= Aim =
Find each line with the word "name" and state how many there are, nothing more.

= Information supplied =
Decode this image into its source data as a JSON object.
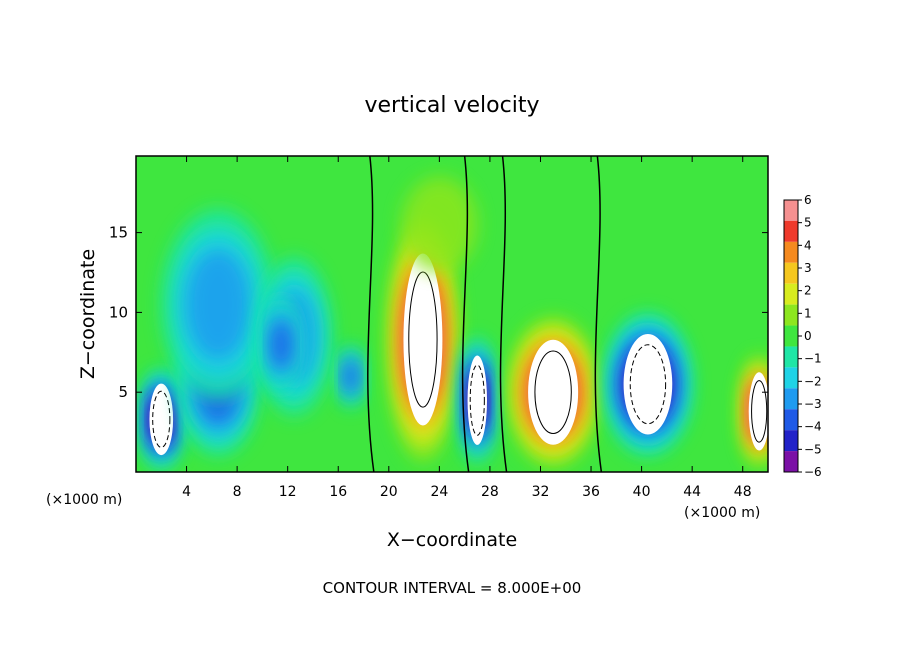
{
  "chart_data": {
    "type": "heatmap",
    "title": "vertical velocity",
    "xlabel": "X−coordinate",
    "ylabel": "Z−coordinate",
    "x_unit_left": "(×1000 m)",
    "x_unit_right": "(×1000 m)",
    "xlim": [
      0,
      50
    ],
    "ylim": [
      0,
      19.8
    ],
    "x_ticks": [
      4,
      8,
      12,
      16,
      20,
      24,
      28,
      32,
      36,
      40,
      44,
      48
    ],
    "x_tick_labels": [
      "4",
      "8",
      "12",
      "16",
      "20",
      "24",
      "28",
      "32",
      "36",
      "40",
      "44",
      "48"
    ],
    "y_ticks": [
      5,
      10,
      15
    ],
    "y_tick_labels": [
      "5",
      "10",
      "15"
    ],
    "footer": "CONTOUR INTERVAL = 8.000E+00",
    "colorbar": {
      "levels": [
        -6,
        -5,
        -4,
        -3,
        -2,
        -1,
        0,
        1,
        2,
        3,
        4,
        5,
        6
      ],
      "labels": [
        "6",
        "5",
        "4",
        "3",
        "2",
        "1",
        "0",
        "−1",
        "−2",
        "−3",
        "−4",
        "−5",
        "−6"
      ],
      "colors": [
        "#7b10a6",
        "#2222c8",
        "#1f5ae6",
        "#1f9bf0",
        "#1fd3e6",
        "#1fe6a6",
        "#3fe63f",
        "#8de61f",
        "#d8ec1f",
        "#f5c71f",
        "#f58a1f",
        "#ef3a2c",
        "#f59090"
      ]
    },
    "background_color": "#3fe63f",
    "cells": [
      {
        "x": 2.0,
        "z": 3.3,
        "w": -6,
        "rx": 1.7,
        "rz": 3.2
      },
      {
        "x": 6.5,
        "z": 5.5,
        "w": -4,
        "rx": 3.2,
        "rz": 4.5
      },
      {
        "x": 6.5,
        "z": 10.5,
        "w": -3,
        "rx": 4.5,
        "rz": 6
      },
      {
        "x": 12.5,
        "z": 8.5,
        "w": -3,
        "rx": 3,
        "rz": 5
      },
      {
        "x": 11.5,
        "z": 8.0,
        "w": -4,
        "rx": 1.5,
        "rz": 3
      },
      {
        "x": 17.0,
        "z": 6.0,
        "w": -4,
        "rx": 1,
        "rz": 2
      },
      {
        "x": 22.7,
        "z": 8.3,
        "w": 6,
        "rx": 2.8,
        "rz": 7.7
      },
      {
        "x": 27.0,
        "z": 4.5,
        "w": -6,
        "rx": 1.4,
        "rz": 4
      },
      {
        "x": 33.0,
        "z": 5.0,
        "w": 6,
        "rx": 3.6,
        "rz": 4.7
      },
      {
        "x": 40.5,
        "z": 5.5,
        "w": -6,
        "rx": 3.5,
        "rz": 4.5
      },
      {
        "x": 49.3,
        "z": 3.8,
        "w": 6,
        "rx": 1.5,
        "rz": 3.5
      },
      {
        "x": 24.0,
        "z": 15.5,
        "w": 1,
        "rx": 3,
        "rz": 3
      }
    ]
  }
}
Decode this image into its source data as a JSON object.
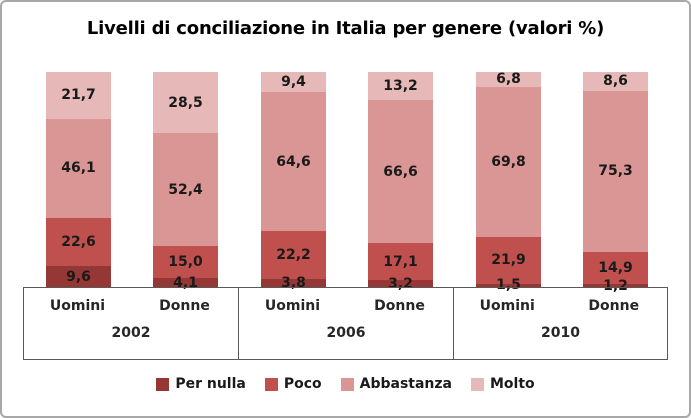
{
  "style_colors": {
    "frame_border": "#A8A8A8",
    "axis_line": "#595959",
    "label_text": "#1A1A1A",
    "title_text": "#000000"
  },
  "chart_data": {
    "type": "bar",
    "stacked": true,
    "title": "Livelli di conciliazione in Italia per genere (valori %)",
    "unit": "valori %",
    "ylim": [
      0,
      100
    ],
    "grid": false,
    "legend_position": "bottom",
    "groups": [
      {
        "label": "2002",
        "categories": [
          "Uomini",
          "Donne"
        ]
      },
      {
        "label": "2006",
        "categories": [
          "Uomini",
          "Donne"
        ]
      },
      {
        "label": "2010",
        "categories": [
          "Uomini",
          "Donne"
        ]
      }
    ],
    "categories": [
      "Uomini 2002",
      "Donne 2002",
      "Uomini 2006",
      "Donne 2006",
      "Uomini 2010",
      "Donne 2010"
    ],
    "series": [
      {
        "name": "Per nulla",
        "color": "#953735",
        "values": [
          9.6,
          4.1,
          3.8,
          3.2,
          1.5,
          1.2
        ],
        "labels": [
          "9,6",
          "4,1",
          "3,8",
          "3,2",
          "1,5",
          "1,2"
        ]
      },
      {
        "name": "Poco",
        "color": "#C0504D",
        "values": [
          22.6,
          15.0,
          22.2,
          17.1,
          21.9,
          14.9
        ],
        "labels": [
          "22,6",
          "15,0",
          "22,2",
          "17,1",
          "21,9",
          "14,9"
        ]
      },
      {
        "name": "Abbastanza",
        "color": "#D99694",
        "values": [
          46.1,
          52.4,
          64.6,
          66.6,
          69.8,
          75.3
        ],
        "labels": [
          "46,1",
          "52,4",
          "64,6",
          "66,6",
          "69,8",
          "75,3"
        ]
      },
      {
        "name": "Molto",
        "color": "#E6B9B8",
        "values": [
          21.7,
          28.5,
          9.4,
          13.2,
          6.8,
          8.6
        ],
        "labels": [
          "21,7",
          "28,5",
          "9,4",
          "13,2",
          "6,8",
          "8,6"
        ]
      }
    ]
  }
}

= Task answer =
4